TASK DETAILS:
Scan the data below. Pull out each line where "user" occurs.

Data excerpts:

---------------

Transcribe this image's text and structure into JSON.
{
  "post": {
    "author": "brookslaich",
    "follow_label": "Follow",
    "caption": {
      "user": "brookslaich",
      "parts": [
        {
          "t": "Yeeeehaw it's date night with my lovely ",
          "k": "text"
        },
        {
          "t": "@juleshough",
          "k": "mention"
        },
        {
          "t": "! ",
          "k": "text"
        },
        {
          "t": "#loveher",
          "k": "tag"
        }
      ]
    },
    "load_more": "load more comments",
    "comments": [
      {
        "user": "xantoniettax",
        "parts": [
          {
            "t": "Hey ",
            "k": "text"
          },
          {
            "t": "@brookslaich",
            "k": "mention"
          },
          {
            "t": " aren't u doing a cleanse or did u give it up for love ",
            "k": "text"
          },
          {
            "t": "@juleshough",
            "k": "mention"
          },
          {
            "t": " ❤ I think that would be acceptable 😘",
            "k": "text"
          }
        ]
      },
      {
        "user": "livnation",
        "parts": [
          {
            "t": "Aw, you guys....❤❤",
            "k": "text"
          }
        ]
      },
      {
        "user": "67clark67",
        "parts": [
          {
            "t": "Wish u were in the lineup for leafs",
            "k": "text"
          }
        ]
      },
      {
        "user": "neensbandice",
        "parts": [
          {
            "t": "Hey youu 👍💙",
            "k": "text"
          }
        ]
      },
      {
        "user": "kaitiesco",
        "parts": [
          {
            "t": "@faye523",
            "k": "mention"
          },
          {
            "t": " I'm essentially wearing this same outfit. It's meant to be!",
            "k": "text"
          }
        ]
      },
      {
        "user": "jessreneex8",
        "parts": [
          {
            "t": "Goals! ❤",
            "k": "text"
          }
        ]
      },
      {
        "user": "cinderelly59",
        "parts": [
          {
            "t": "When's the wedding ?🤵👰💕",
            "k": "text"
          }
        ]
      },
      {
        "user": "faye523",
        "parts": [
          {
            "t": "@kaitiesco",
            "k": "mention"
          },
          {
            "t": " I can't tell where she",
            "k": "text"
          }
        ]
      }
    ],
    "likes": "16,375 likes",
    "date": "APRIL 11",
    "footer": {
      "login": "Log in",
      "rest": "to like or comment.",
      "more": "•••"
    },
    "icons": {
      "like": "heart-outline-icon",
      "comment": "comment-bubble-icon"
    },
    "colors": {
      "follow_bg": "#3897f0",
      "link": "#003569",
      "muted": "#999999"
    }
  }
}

---------------

SOLUTION:
      "user": "brookslaich",
        "user": "xantoniettax",
        "user": "livnation",
        "user": "67clark67",
        "user": "neensbandice",
        "user": "kaitiesco",
        "user": "jessreneex8",
        "user": "cinderelly59",
        "user": "faye523",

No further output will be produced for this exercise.